WORK TO DO:
Please return the full listing below without altering anything.
══ DATA ROWS
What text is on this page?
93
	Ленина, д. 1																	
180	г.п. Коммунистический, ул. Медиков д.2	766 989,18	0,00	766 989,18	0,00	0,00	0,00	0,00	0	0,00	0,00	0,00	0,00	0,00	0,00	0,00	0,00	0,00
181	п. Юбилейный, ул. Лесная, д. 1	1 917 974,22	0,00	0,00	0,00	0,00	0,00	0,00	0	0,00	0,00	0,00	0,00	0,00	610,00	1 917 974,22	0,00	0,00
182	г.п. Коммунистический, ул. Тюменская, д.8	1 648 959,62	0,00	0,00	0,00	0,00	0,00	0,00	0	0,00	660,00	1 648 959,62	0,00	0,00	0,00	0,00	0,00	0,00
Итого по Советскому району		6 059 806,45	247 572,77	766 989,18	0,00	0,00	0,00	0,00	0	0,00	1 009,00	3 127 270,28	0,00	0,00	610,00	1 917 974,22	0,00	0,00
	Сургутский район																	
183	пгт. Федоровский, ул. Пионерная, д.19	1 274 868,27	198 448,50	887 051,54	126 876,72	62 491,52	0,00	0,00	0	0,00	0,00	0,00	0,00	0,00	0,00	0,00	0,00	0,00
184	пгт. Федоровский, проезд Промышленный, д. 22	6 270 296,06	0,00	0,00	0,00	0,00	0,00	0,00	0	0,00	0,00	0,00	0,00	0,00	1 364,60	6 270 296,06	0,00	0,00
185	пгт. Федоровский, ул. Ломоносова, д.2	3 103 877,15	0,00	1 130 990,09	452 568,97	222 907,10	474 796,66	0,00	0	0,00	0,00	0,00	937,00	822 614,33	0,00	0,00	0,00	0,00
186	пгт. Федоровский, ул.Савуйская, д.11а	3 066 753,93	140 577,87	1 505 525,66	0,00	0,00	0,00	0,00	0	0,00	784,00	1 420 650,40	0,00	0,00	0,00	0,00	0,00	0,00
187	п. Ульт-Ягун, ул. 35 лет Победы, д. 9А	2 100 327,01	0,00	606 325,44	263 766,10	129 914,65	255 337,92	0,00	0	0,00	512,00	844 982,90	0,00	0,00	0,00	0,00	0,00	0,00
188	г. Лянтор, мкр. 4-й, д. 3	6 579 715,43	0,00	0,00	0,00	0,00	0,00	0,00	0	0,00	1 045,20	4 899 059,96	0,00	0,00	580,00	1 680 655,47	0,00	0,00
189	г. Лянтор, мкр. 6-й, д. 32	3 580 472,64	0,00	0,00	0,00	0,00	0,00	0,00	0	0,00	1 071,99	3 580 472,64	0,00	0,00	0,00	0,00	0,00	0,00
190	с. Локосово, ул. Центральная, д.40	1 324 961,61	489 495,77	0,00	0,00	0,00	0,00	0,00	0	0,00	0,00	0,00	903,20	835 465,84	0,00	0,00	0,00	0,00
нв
════
COMPLETE OUTPUT:
What text is on this page?
93
	Ленина, д. 1																	
180	г.п. Коммунистический, ул. Медиков д.2	766 989,18	0,00	766 989,18	0,00	0,00	0,00	0,00	0	0,00	0,00	0,00	0,00	0,00	0,00	0,00	0,00	0,00
181	п. Юбилейный, ул. Лесная, д. 1	1 917 974,22	0,00	0,00	0,00	0,00	0,00	0,00	0	0,00	0,00	0,00	0,00	0,00	610,00	1 917 974,22	0,00	0,00
182	г.п. Коммунистический, ул. Тюменская, д.8	1 648 959,62	0,00	0,00	0,00	0,00	0,00	0,00	0	0,00	660,00	1 648 959,62	0,00	0,00	0,00	0,00	0,00	0,00
Итого по Советскому району		6 059 806,45	247 572,77	766 989,18	0,00	0,00	0,00	0,00	0	0,00	1 009,00	3 127 270,28	0,00	0,00	610,00	1 917 974,22	0,00	0,00
	Сургутский район																	
183	пгт. Федоровский, ул. Пионерная, д.19	1 274 868,27	198 448,50	887 051,54	126 876,72	62 491,52	0,00	0,00	0	0,00	0,00	0,00	0,00	0,00	0,00	0,00	0,00	0,00
184	пгт. Федоровский, проезд Промышленный, д. 22	6 270 296,06	0,00	0,00	0,00	0,00	0,00	0,00	0	0,00	0,00	0,00	0,00	0,00	1 364,60	6 270 296,06	0,00	0,00
185	пгт. Федоровский, ул. Ломоносова, д.2	3 103 877,15	0,00	1 130 990,09	452 568,97	222 907,10	474 796,66	0,00	0	0,00	0,00	0,00	937,00	822 614,33	0,00	0,00	0,00	0,00
186	пгт. Федоровский, ул.Савуйская, д.11а	3 066 753,93	140 577,87	1 505 525,66	0,00	0,00	0,00	0,00	0	0,00	784,00	1 420 650,40	0,00	0,00	0,00	0,00	0,00	0,00
187	п. Ульт-Ягун, ул. 35 лет Победы, д. 9А	2 100 327,01	0,00	606 325,44	263 766,10	129 914,65	255 337,92	0,00	0	0,00	512,00	844 982,90	0,00	0,00	0,00	0,00	0,00	0,00
188	г. Лянтор, мкр. 4-й, д. 3	6 579 715,43	0,00	0,00	0,00	0,00	0,00	0,00	0	0,00	1 045,20	4 899 059,96	0,00	0,00	580,00	1 680 655,47	0,00	0,00
189	г. Лянтор, мкр. 6-й, д. 32	3 580 472,64	0,00	0,00	0,00	0,00	0,00	0,00	0	0,00	1 071,99	3 580 472,64	0,00	0,00	0,00	0,00	0,00	0,00
190	с. Локосово, ул. Центральная, д.40	1 324 961,61	489 495,77	0,00	0,00	0,00	0,00	0,00	0	0,00	0,00	0,00	903,20	835 465,84	0,00	0,00	0,00	0,00
нв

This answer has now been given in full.